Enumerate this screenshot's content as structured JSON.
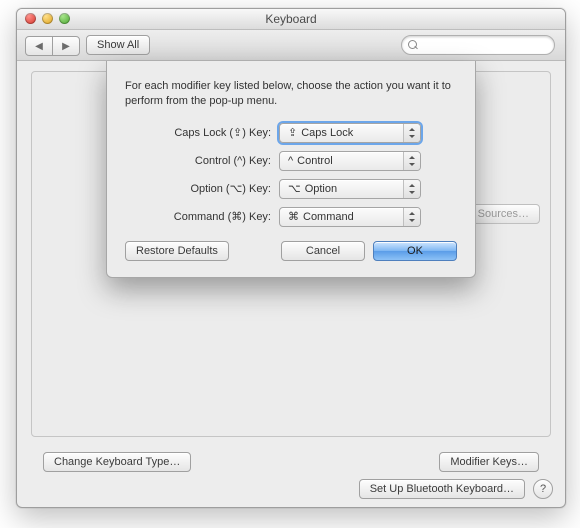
{
  "window": {
    "title": "Keyboard"
  },
  "toolbar": {
    "show_all": "Show All",
    "back_icon": "◀",
    "forward_icon": "▶",
    "search_placeholder": ""
  },
  "panel": {
    "input_sources_btn": "Input Sources…",
    "change_keyboard_type": "Change Keyboard Type…",
    "modifier_keys": "Modifier Keys…",
    "setup_bluetooth": "Set Up Bluetooth Keyboard…",
    "help": "?"
  },
  "sheet": {
    "description": "For each modifier key listed below, choose the action you want it to perform from the pop-up menu.",
    "rows": [
      {
        "label": "Caps Lock (⇪) Key:",
        "symbol": "⇪",
        "value": "Caps Lock",
        "focused": true
      },
      {
        "label": "Control (^) Key:",
        "symbol": "^",
        "value": "Control"
      },
      {
        "label": "Option (⌥) Key:",
        "symbol": "⌥",
        "value": "Option"
      },
      {
        "label": "Command (⌘) Key:",
        "symbol": "⌘",
        "value": "Command"
      }
    ],
    "restore_defaults": "Restore Defaults",
    "cancel": "Cancel",
    "ok": "OK"
  }
}
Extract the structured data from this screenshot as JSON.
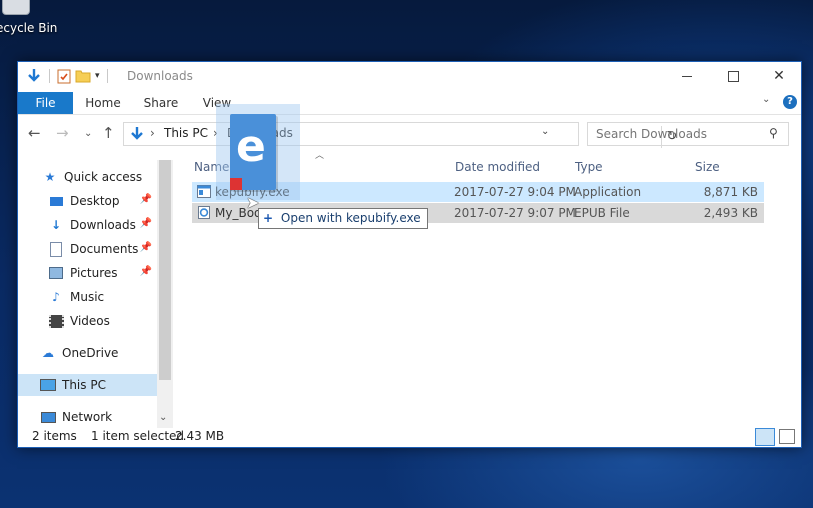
{
  "desktop": {
    "recycle_bin_label": "ecycle Bin"
  },
  "window": {
    "title": "Downloads"
  },
  "ribbon": {
    "tabs": [
      "File",
      "Home",
      "Share",
      "View"
    ],
    "help": "?"
  },
  "address": {
    "crumbs": [
      "This PC",
      "Downloads"
    ]
  },
  "search": {
    "placeholder": "Search Downloads"
  },
  "sidebar": {
    "items": [
      {
        "label": "Quick access",
        "icon": "star-icon",
        "pinned": false
      },
      {
        "label": "Desktop",
        "icon": "desktop-icon",
        "pinned": true
      },
      {
        "label": "Downloads",
        "icon": "download-arrow-icon",
        "pinned": true
      },
      {
        "label": "Documents",
        "icon": "document-icon",
        "pinned": true
      },
      {
        "label": "Pictures",
        "icon": "picture-icon",
        "pinned": true
      },
      {
        "label": "Music",
        "icon": "music-note-icon",
        "pinned": false
      },
      {
        "label": "Videos",
        "icon": "film-icon",
        "pinned": false
      },
      {
        "label": "OneDrive",
        "icon": "cloud-icon",
        "pinned": false
      },
      {
        "label": "This PC",
        "icon": "computer-icon",
        "pinned": false
      },
      {
        "label": "Network",
        "icon": "network-icon",
        "pinned": false
      }
    ]
  },
  "columns": {
    "name": "Name",
    "date": "Date modified",
    "type": "Type",
    "size": "Size"
  },
  "files": [
    {
      "name": "kepubify.exe",
      "date": "2017-07-27 9:04 PM",
      "type": "Application",
      "size": "8,871 KB"
    },
    {
      "name": "My_Boo",
      "date": "2017-07-27 9:07 PM",
      "type": "EPUB File",
      "size": "2,493 KB"
    }
  ],
  "drag": {
    "tooltip": "Open with kepubify.exe",
    "plus": "+",
    "letter": "e"
  },
  "status": {
    "count": "2 items",
    "selected": "1 item selected",
    "size": "2.43 MB"
  },
  "colors": {
    "accent": "#1979ca",
    "selection": "#cce8ff",
    "drag_row": "#d9d9d9"
  }
}
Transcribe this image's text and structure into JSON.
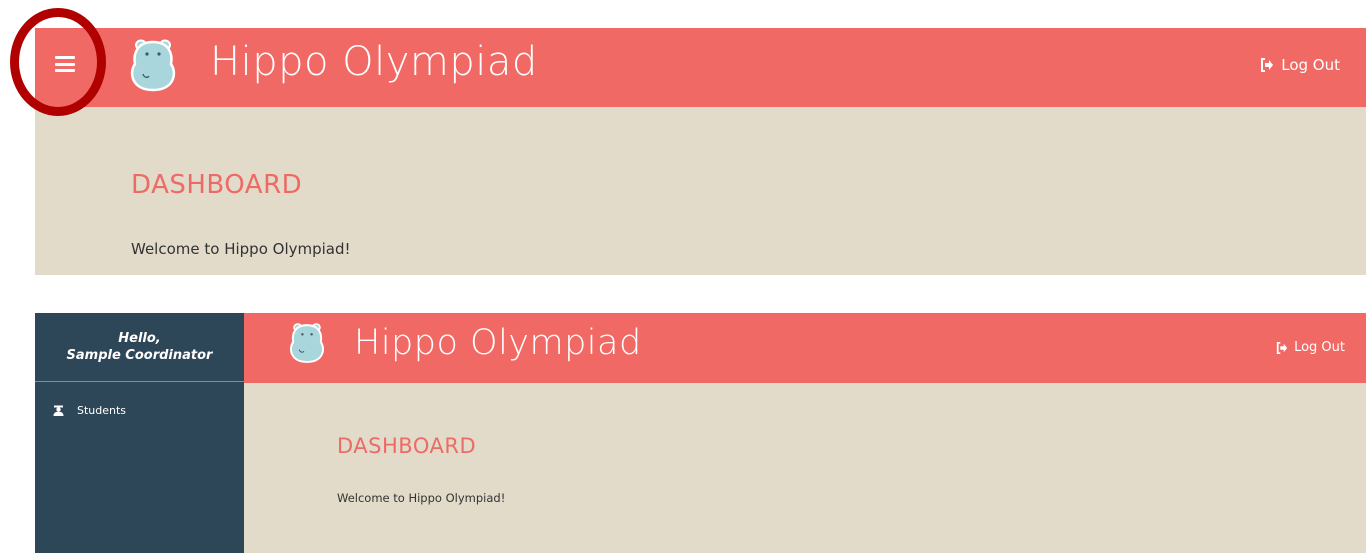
{
  "views": [
    {
      "header": {
        "title": "Hippo Olympiad",
        "logout_label": "Log Out"
      },
      "main": {
        "heading": "DASHBOARD",
        "welcome": "Welcome to Hippo Olympiad!"
      }
    },
    {
      "header": {
        "title": "Hippo Olympiad",
        "logout_label": "Log Out"
      },
      "sidebar": {
        "greeting_line1": "Hello,",
        "greeting_line2": "Sample Coordinator",
        "items": [
          {
            "label": "Students",
            "icon": "user-graduate-icon"
          }
        ]
      },
      "main": {
        "heading": "DASHBOARD",
        "welcome": "Welcome to Hippo Olympiad!"
      }
    }
  ],
  "icons": {
    "menu": "hamburger-menu-icon",
    "logo": "hippo-logo-icon",
    "logout": "sign-out-icon"
  },
  "colors": {
    "header": "#f06964",
    "content_bg": "#e2dbc9",
    "sidebar_bg": "#2e4758",
    "heading": "#ed6b66",
    "highlight_ring": "#b00000"
  }
}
■ ■ ■ ■ ■
# Instruction:
Copy out each line exactly, without the pictures.

# Final result:
Enumerate this screenshot's content as structured JSON.
{
  "window": {
    "title": "Keyboard"
  },
  "toolbar": {
    "show_all": "Show All",
    "back_icon": "◀",
    "forward_icon": "▶",
    "search_placeholder": ""
  },
  "panel": {
    "input_sources_btn": "Input Sources…",
    "change_keyboard_type": "Change Keyboard Type…",
    "modifier_keys": "Modifier Keys…",
    "setup_bluetooth": "Set Up Bluetooth Keyboard…",
    "help": "?"
  },
  "sheet": {
    "description": "For each modifier key listed below, choose the action you want it to perform from the pop-up menu.",
    "rows": [
      {
        "label": "Caps Lock (⇪) Key:",
        "symbol": "⇪",
        "value": "Caps Lock",
        "focused": true
      },
      {
        "label": "Control (^) Key:",
        "symbol": "^",
        "value": "Control"
      },
      {
        "label": "Option (⌥) Key:",
        "symbol": "⌥",
        "value": "Option"
      },
      {
        "label": "Command (⌘) Key:",
        "symbol": "⌘",
        "value": "Command"
      }
    ],
    "restore_defaults": "Restore Defaults",
    "cancel": "Cancel",
    "ok": "OK"
  }
}
Extract the structured data from this screenshot as JSON.
{
  "desktop": {
    "recycle_bin_label": "ecycle Bin"
  },
  "window": {
    "title": "Downloads"
  },
  "ribbon": {
    "tabs": [
      "File",
      "Home",
      "Share",
      "View"
    ],
    "help": "?"
  },
  "address": {
    "crumbs": [
      "This PC",
      "Downloads"
    ]
  },
  "search": {
    "placeholder": "Search Downloads"
  },
  "sidebar": {
    "items": [
      {
        "label": "Quick access",
        "icon": "star-icon",
        "pinned": false
      },
      {
        "label": "Desktop",
        "icon": "desktop-icon",
        "pinned": true
      },
      {
        "label": "Downloads",
        "icon": "download-arrow-icon",
        "pinned": true
      },
      {
        "label": "Documents",
        "icon": "document-icon",
        "pinned": true
      },
      {
        "label": "Pictures",
        "icon": "picture-icon",
        "pinned": true
      },
      {
        "label": "Music",
        "icon": "music-note-icon",
        "pinned": false
      },
      {
        "label": "Videos",
        "icon": "film-icon",
        "pinned": false
      },
      {
        "label": "OneDrive",
        "icon": "cloud-icon",
        "pinned": false
      },
      {
        "label": "This PC",
        "icon": "computer-icon",
        "pinned": false
      },
      {
        "label": "Network",
        "icon": "network-icon",
        "pinned": false
      }
    ]
  },
  "columns": {
    "name": "Name",
    "date": "Date modified",
    "type": "Type",
    "size": "Size"
  },
  "files": [
    {
      "name": "kepubify.exe",
      "date": "2017-07-27 9:04 PM",
      "type": "Application",
      "size": "8,871 KB"
    },
    {
      "name": "My_Boo",
      "date": "2017-07-27 9:07 PM",
      "type": "EPUB File",
      "size": "2,493 KB"
    }
  ],
  "drag": {
    "tooltip": "Open with kepubify.exe",
    "plus": "+",
    "letter": "e"
  },
  "status": {
    "count": "2 items",
    "selected": "1 item selected",
    "size": "2.43 MB"
  },
  "colors": {
    "accent": "#1979ca",
    "selection": "#cce8ff",
    "drag_row": "#d9d9d9"
  }
}
Transcribe this image's text and structure into JSON.
{
  "views": [
    {
      "header": {
        "title": "Hippo Olympiad",
        "logout_label": "Log Out"
      },
      "main": {
        "heading": "DASHBOARD",
        "welcome": "Welcome to Hippo Olympiad!"
      }
    },
    {
      "header": {
        "title": "Hippo Olympiad",
        "logout_label": "Log Out"
      },
      "sidebar": {
        "greeting_line1": "Hello,",
        "greeting_line2": "Sample Coordinator",
        "items": [
          {
            "label": "Students",
            "icon": "user-graduate-icon"
          }
        ]
      },
      "main": {
        "heading": "DASHBOARD",
        "welcome": "Welcome to Hippo Olympiad!"
      }
    }
  ],
  "icons": {
    "menu": "hamburger-menu-icon",
    "logo": "hippo-logo-icon",
    "logout": "sign-out-icon"
  },
  "colors": {
    "header": "#f06964",
    "content_bg": "#e2dbc9",
    "sidebar_bg": "#2e4758",
    "heading": "#ed6b66",
    "highlight_ring": "#b00000"
  }
}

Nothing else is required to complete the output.